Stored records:
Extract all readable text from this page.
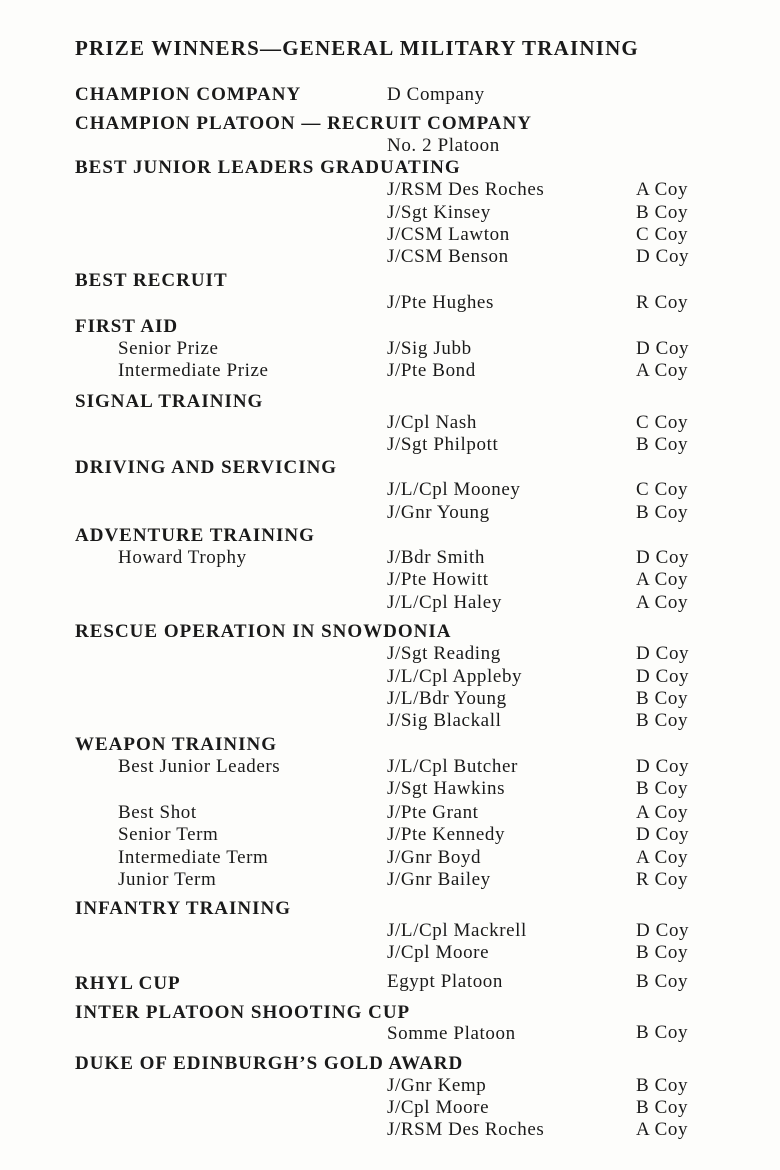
PRIZE WINNERS—GENERAL MILITARY TRAINING
CHAMPION COMPANY	D Company
CHAMPION PLATOON — RECRUIT COMPANY
No. 2 Platoon
BEST JUNIOR LEADERS GRADUATING
J/RSM Des Roches	A Coy
J/Sgt Kinsey	B Coy
J/CSM Lawton	C Coy
J/CSM Benson	D Coy
BEST RECRUIT
J/Pte Hughes	R Coy
FIRST AID
Senior Prize	J/Sig Jubb	D Coy
Intermediate Prize	J/Pte Bond	A Coy
SIGNAL TRAINING
J/Cpl Nash	C Coy
J/Sgt Philpott	B Coy
DRIVING AND SERVICING
J/L/Cpl Mooney	C Coy
J/Gnr Young	B Coy
ADVENTURE TRAINING
Howard Trophy	J/Bdr Smith	D Coy
J/Pte Howitt	A Coy
J/L/Cpl Haley	A Coy
RESCUE OPERATION IN SNOWDONIA
J/Sgt Reading	D Coy
J/L/Cpl Appleby	D Coy
J/L/Bdr Young	B Coy
J/Sig Blackall	B Coy
WEAPON TRAINING
Best Junior Leaders	J/L/Cpl Butcher	D Coy
J/Sgt Hawkins	B Coy
Best Shot	J/Pte Grant	A Coy
Senior Term	J/Pte Kennedy	D Coy
Intermediate Term	J/Gnr Boyd	A Coy
Junior Term	J/Gnr Bailey	R Coy
INFANTRY TRAINING
J/L/Cpl Mackrell	D Coy
J/Cpl Moore	B Coy
RHYL CUP	Egypt Platoon	B Coy
INTER PLATOON SHOOTING CUP
Somme Platoon	B Coy
DUKE OF EDINBURGH’S GOLD AWARD
J/Gnr Kemp	B Coy
J/Cpl Moore	B Coy
J/RSM Des Roches	A Coy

§ TO BE DONE: Write out the material above once more, exactly as it reads, with no pictures.

§ TASK SOLUTION:
Extract all readable text from this page.
PRIZE WINNERS—GENERAL MILITARY TRAINING
CHAMPION COMPANY	D Company
CHAMPION PLATOON — RECRUIT COMPANY
No. 2 Platoon
BEST JUNIOR LEADERS GRADUATING
J/RSM Des Roches	A Coy
J/Sgt Kinsey	B Coy
J/CSM Lawton	C Coy
J/CSM Benson	D Coy
BEST RECRUIT
J/Pte Hughes	R Coy
FIRST AID
Senior Prize	J/Sig Jubb	D Coy
Intermediate Prize	J/Pte Bond	A Coy
SIGNAL TRAINING
J/Cpl Nash	C Coy
J/Sgt Philpott	B Coy
DRIVING AND SERVICING
J/L/Cpl Mooney	C Coy
J/Gnr Young	B Coy
ADVENTURE TRAINING
Howard Trophy	J/Bdr Smith	D Coy
J/Pte Howitt	A Coy
J/L/Cpl Haley	A Coy
RESCUE OPERATION IN SNOWDONIA
J/Sgt Reading	D Coy
J/L/Cpl Appleby	D Coy
J/L/Bdr Young	B Coy
J/Sig Blackall	B Coy
WEAPON TRAINING
Best Junior Leaders	J/L/Cpl Butcher	D Coy
J/Sgt Hawkins	B Coy
Best Shot	J/Pte Grant	A Coy
Senior Term	J/Pte Kennedy	D Coy
Intermediate Term	J/Gnr Boyd	A Coy
Junior Term	J/Gnr Bailey	R Coy
INFANTRY TRAINING
J/L/Cpl Mackrell	D Coy
J/Cpl Moore	B Coy
RHYL CUP	Egypt Platoon	B Coy
INTER PLATOON SHOOTING CUP
Somme Platoon	B Coy
DUKE OF EDINBURGH’S GOLD AWARD
J/Gnr Kemp	B Coy
J/Cpl Moore	B Coy
J/RSM Des Roches	A Coy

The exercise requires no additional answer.